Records
┄┄┄┄┄┄┄┄┄┄

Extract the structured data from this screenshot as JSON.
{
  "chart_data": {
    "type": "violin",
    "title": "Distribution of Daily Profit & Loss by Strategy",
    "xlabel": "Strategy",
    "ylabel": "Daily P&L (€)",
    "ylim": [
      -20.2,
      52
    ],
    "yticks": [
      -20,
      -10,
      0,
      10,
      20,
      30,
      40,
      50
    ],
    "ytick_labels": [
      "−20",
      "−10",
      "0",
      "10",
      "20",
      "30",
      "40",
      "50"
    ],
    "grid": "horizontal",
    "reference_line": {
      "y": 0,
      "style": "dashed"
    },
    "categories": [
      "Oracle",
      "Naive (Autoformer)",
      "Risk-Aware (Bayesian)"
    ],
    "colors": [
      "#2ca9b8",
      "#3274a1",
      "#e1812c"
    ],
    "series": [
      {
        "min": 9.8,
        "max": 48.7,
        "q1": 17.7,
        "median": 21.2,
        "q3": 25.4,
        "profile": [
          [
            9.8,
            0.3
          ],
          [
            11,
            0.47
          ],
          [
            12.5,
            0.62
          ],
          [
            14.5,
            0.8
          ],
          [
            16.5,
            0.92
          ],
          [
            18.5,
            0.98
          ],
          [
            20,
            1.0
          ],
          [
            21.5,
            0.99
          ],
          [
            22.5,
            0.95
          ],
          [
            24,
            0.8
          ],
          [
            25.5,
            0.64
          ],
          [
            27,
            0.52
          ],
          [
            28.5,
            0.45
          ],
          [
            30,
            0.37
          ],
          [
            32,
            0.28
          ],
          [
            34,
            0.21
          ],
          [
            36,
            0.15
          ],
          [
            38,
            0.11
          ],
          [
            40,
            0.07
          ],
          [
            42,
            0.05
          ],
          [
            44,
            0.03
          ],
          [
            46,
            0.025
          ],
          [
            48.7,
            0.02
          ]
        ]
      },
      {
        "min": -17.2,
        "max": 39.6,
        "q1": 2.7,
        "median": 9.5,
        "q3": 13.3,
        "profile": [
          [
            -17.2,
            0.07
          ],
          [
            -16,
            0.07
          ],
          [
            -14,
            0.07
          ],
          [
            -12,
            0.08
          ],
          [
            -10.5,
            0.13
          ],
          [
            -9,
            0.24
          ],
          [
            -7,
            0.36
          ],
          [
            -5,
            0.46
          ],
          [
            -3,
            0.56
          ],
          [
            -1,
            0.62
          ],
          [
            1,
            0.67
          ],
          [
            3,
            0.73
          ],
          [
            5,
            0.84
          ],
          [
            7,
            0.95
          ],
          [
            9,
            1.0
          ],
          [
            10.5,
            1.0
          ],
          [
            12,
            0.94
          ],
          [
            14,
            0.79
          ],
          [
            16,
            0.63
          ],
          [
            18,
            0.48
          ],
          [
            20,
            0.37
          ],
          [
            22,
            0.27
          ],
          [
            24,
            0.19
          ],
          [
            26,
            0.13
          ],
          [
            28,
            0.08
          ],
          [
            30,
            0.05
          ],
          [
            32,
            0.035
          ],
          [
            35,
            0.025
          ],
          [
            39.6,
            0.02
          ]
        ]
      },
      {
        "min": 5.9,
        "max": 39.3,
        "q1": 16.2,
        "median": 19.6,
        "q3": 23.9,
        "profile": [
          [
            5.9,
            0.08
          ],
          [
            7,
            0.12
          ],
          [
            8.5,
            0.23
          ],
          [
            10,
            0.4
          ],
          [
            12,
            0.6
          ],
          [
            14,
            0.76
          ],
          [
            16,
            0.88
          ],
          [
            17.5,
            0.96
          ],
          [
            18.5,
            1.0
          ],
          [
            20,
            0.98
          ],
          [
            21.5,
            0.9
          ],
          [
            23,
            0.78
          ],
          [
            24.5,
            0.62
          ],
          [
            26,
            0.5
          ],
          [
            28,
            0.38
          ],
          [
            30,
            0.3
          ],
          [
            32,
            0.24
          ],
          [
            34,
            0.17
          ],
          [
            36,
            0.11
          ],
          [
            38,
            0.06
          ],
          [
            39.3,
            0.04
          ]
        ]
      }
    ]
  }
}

┄┄┄┄┄┄┄┄┄┄

→ **Written task**
Exact output of every entry is required.

→ **Complete answer**
Extract the structured data from this screenshot as JSON.
{
  "chart_data": {
    "type": "violin",
    "title": "Distribution of Daily Profit & Loss by Strategy",
    "xlabel": "Strategy",
    "ylabel": "Daily P&L (€)",
    "ylim": [
      -20.2,
      52
    ],
    "yticks": [
      -20,
      -10,
      0,
      10,
      20,
      30,
      40,
      50
    ],
    "ytick_labels": [
      "−20",
      "−10",
      "0",
      "10",
      "20",
      "30",
      "40",
      "50"
    ],
    "grid": "horizontal",
    "reference_line": {
      "y": 0,
      "style": "dashed"
    },
    "categories": [
      "Oracle",
      "Naive (Autoformer)",
      "Risk-Aware (Bayesian)"
    ],
    "colors": [
      "#2ca9b8",
      "#3274a1",
      "#e1812c"
    ],
    "series": [
      {
        "min": 9.8,
        "max": 48.7,
        "q1": 17.7,
        "median": 21.2,
        "q3": 25.4,
        "profile": [
          [
            9.8,
            0.3
          ],
          [
            11,
            0.47
          ],
          [
            12.5,
            0.62
          ],
          [
            14.5,
            0.8
          ],
          [
            16.5,
            0.92
          ],
          [
            18.5,
            0.98
          ],
          [
            20,
            1.0
          ],
          [
            21.5,
            0.99
          ],
          [
            22.5,
            0.95
          ],
          [
            24,
            0.8
          ],
          [
            25.5,
            0.64
          ],
          [
            27,
            0.52
          ],
          [
            28.5,
            0.45
          ],
          [
            30,
            0.37
          ],
          [
            32,
            0.28
          ],
          [
            34,
            0.21
          ],
          [
            36,
            0.15
          ],
          [
            38,
            0.11
          ],
          [
            40,
            0.07
          ],
          [
            42,
            0.05
          ],
          [
            44,
            0.03
          ],
          [
            46,
            0.025
          ],
          [
            48.7,
            0.02
          ]
        ]
      },
      {
        "min": -17.2,
        "max": 39.6,
        "q1": 2.7,
        "median": 9.5,
        "q3": 13.3,
        "profile": [
          [
            -17.2,
            0.07
          ],
          [
            -16,
            0.07
          ],
          [
            -14,
            0.07
          ],
          [
            -12,
            0.08
          ],
          [
            -10.5,
            0.13
          ],
          [
            -9,
            0.24
          ],
          [
            -7,
            0.36
          ],
          [
            -5,
            0.46
          ],
          [
            -3,
            0.56
          ],
          [
            -1,
            0.62
          ],
          [
            1,
            0.67
          ],
          [
            3,
            0.73
          ],
          [
            5,
            0.84
          ],
          [
            7,
            0.95
          ],
          [
            9,
            1.0
          ],
          [
            10.5,
            1.0
          ],
          [
            12,
            0.94
          ],
          [
            14,
            0.79
          ],
          [
            16,
            0.63
          ],
          [
            18,
            0.48
          ],
          [
            20,
            0.37
          ],
          [
            22,
            0.27
          ],
          [
            24,
            0.19
          ],
          [
            26,
            0.13
          ],
          [
            28,
            0.08
          ],
          [
            30,
            0.05
          ],
          [
            32,
            0.035
          ],
          [
            35,
            0.025
          ],
          [
            39.6,
            0.02
          ]
        ]
      },
      {
        "min": 5.9,
        "max": 39.3,
        "q1": 16.2,
        "median": 19.6,
        "q3": 23.9,
        "profile": [
          [
            5.9,
            0.08
          ],
          [
            7,
            0.12
          ],
          [
            8.5,
            0.23
          ],
          [
            10,
            0.4
          ],
          [
            12,
            0.6
          ],
          [
            14,
            0.76
          ],
          [
            16,
            0.88
          ],
          [
            17.5,
            0.96
          ],
          [
            18.5,
            1.0
          ],
          [
            20,
            0.98
          ],
          [
            21.5,
            0.9
          ],
          [
            23,
            0.78
          ],
          [
            24.5,
            0.62
          ],
          [
            26,
            0.5
          ],
          [
            28,
            0.38
          ],
          [
            30,
            0.3
          ],
          [
            32,
            0.24
          ],
          [
            34,
            0.17
          ],
          [
            36,
            0.11
          ],
          [
            38,
            0.06
          ],
          [
            39.3,
            0.04
          ]
        ]
      }
    ]
  }
}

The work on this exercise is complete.